>> Begin

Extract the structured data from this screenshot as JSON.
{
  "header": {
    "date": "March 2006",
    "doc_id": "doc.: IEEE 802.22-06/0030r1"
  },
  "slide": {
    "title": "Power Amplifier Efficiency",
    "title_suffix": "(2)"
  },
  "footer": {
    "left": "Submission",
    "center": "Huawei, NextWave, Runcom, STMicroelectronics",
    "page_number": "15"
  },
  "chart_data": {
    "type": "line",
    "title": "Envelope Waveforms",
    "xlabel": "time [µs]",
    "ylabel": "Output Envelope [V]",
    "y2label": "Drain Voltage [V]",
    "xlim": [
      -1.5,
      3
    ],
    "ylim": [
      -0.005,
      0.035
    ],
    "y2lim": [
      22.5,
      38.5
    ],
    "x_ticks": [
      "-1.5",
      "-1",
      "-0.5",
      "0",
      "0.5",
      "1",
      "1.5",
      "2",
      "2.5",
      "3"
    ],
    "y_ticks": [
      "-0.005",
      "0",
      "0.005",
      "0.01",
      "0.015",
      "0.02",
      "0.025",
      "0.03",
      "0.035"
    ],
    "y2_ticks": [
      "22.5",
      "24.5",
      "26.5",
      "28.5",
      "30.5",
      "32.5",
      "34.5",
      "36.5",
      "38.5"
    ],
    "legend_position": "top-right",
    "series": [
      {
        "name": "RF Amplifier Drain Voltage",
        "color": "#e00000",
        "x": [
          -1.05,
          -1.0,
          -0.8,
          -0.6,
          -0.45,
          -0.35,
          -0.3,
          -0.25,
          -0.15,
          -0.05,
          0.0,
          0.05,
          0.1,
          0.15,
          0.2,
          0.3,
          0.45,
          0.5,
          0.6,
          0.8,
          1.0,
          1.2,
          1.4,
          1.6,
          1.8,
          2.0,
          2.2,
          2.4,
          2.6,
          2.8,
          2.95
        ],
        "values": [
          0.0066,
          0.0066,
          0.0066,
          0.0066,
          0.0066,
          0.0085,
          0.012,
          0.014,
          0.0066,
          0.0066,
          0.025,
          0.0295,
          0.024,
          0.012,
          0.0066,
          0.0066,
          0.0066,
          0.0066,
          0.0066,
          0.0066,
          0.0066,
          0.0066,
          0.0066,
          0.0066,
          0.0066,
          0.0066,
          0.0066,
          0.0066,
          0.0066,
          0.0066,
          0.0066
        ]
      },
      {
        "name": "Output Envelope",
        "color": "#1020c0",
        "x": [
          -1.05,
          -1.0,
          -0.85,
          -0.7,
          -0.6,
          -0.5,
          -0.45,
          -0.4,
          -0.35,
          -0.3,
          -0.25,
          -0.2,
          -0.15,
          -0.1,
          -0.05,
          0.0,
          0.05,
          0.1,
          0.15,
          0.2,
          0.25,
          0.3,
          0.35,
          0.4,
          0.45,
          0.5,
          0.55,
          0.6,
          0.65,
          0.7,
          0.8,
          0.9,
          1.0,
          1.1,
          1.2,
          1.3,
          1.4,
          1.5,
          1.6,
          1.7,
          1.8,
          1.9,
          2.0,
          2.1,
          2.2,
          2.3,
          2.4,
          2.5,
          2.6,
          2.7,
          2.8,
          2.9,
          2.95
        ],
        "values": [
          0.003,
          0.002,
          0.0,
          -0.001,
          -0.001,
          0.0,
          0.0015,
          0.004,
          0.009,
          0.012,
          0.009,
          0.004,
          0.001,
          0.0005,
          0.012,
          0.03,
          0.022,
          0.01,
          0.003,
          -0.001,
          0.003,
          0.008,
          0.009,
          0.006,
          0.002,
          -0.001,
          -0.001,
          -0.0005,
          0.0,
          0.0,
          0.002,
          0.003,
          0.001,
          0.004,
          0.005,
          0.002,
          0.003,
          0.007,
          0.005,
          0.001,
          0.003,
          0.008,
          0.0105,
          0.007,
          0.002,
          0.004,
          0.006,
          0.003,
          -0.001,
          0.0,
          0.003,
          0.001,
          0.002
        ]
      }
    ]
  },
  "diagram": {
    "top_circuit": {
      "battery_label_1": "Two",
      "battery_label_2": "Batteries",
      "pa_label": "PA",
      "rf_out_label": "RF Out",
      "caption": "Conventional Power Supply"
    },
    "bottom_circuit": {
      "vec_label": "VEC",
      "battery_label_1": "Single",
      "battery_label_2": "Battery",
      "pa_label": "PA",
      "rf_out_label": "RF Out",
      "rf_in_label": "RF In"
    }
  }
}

>> End

• **DIRECTIVE**
Retype every record above exactly as written.

• **REPLY**
Extract the structured data from this screenshot as JSON.
{
  "header": {
    "date": "March 2006",
    "doc_id": "doc.: IEEE 802.22-06/0030r1"
  },
  "slide": {
    "title": "Power Amplifier Efficiency",
    "title_suffix": "(2)"
  },
  "footer": {
    "left": "Submission",
    "center": "Huawei, NextWave, Runcom, STMicroelectronics",
    "page_number": "15"
  },
  "chart_data": {
    "type": "line",
    "title": "Envelope Waveforms",
    "xlabel": "time [µs]",
    "ylabel": "Output Envelope [V]",
    "y2label": "Drain Voltage [V]",
    "xlim": [
      -1.5,
      3
    ],
    "ylim": [
      -0.005,
      0.035
    ],
    "y2lim": [
      22.5,
      38.5
    ],
    "x_ticks": [
      "-1.5",
      "-1",
      "-0.5",
      "0",
      "0.5",
      "1",
      "1.5",
      "2",
      "2.5",
      "3"
    ],
    "y_ticks": [
      "-0.005",
      "0",
      "0.005",
      "0.01",
      "0.015",
      "0.02",
      "0.025",
      "0.03",
      "0.035"
    ],
    "y2_ticks": [
      "22.5",
      "24.5",
      "26.5",
      "28.5",
      "30.5",
      "32.5",
      "34.5",
      "36.5",
      "38.5"
    ],
    "legend_position": "top-right",
    "series": [
      {
        "name": "RF Amplifier Drain Voltage",
        "color": "#e00000",
        "x": [
          -1.05,
          -1.0,
          -0.8,
          -0.6,
          -0.45,
          -0.35,
          -0.3,
          -0.25,
          -0.15,
          -0.05,
          0.0,
          0.05,
          0.1,
          0.15,
          0.2,
          0.3,
          0.45,
          0.5,
          0.6,
          0.8,
          1.0,
          1.2,
          1.4,
          1.6,
          1.8,
          2.0,
          2.2,
          2.4,
          2.6,
          2.8,
          2.95
        ],
        "values": [
          0.0066,
          0.0066,
          0.0066,
          0.0066,
          0.0066,
          0.0085,
          0.012,
          0.014,
          0.0066,
          0.0066,
          0.025,
          0.0295,
          0.024,
          0.012,
          0.0066,
          0.0066,
          0.0066,
          0.0066,
          0.0066,
          0.0066,
          0.0066,
          0.0066,
          0.0066,
          0.0066,
          0.0066,
          0.0066,
          0.0066,
          0.0066,
          0.0066,
          0.0066,
          0.0066
        ]
      },
      {
        "name": "Output Envelope",
        "color": "#1020c0",
        "x": [
          -1.05,
          -1.0,
          -0.85,
          -0.7,
          -0.6,
          -0.5,
          -0.45,
          -0.4,
          -0.35,
          -0.3,
          -0.25,
          -0.2,
          -0.15,
          -0.1,
          -0.05,
          0.0,
          0.05,
          0.1,
          0.15,
          0.2,
          0.25,
          0.3,
          0.35,
          0.4,
          0.45,
          0.5,
          0.55,
          0.6,
          0.65,
          0.7,
          0.8,
          0.9,
          1.0,
          1.1,
          1.2,
          1.3,
          1.4,
          1.5,
          1.6,
          1.7,
          1.8,
          1.9,
          2.0,
          2.1,
          2.2,
          2.3,
          2.4,
          2.5,
          2.6,
          2.7,
          2.8,
          2.9,
          2.95
        ],
        "values": [
          0.003,
          0.002,
          0.0,
          -0.001,
          -0.001,
          0.0,
          0.0015,
          0.004,
          0.009,
          0.012,
          0.009,
          0.004,
          0.001,
          0.0005,
          0.012,
          0.03,
          0.022,
          0.01,
          0.003,
          -0.001,
          0.003,
          0.008,
          0.009,
          0.006,
          0.002,
          -0.001,
          -0.001,
          -0.0005,
          0.0,
          0.0,
          0.002,
          0.003,
          0.001,
          0.004,
          0.005,
          0.002,
          0.003,
          0.007,
          0.005,
          0.001,
          0.003,
          0.008,
          0.0105,
          0.007,
          0.002,
          0.004,
          0.006,
          0.003,
          -0.001,
          0.0,
          0.003,
          0.001,
          0.002
        ]
      }
    ]
  },
  "diagram": {
    "top_circuit": {
      "battery_label_1": "Two",
      "battery_label_2": "Batteries",
      "pa_label": "PA",
      "rf_out_label": "RF Out",
      "caption": "Conventional Power Supply"
    },
    "bottom_circuit": {
      "vec_label": "VEC",
      "battery_label_1": "Single",
      "battery_label_2": "Battery",
      "pa_label": "PA",
      "rf_out_label": "RF Out",
      "rf_in_label": "RF In"
    }
  }
}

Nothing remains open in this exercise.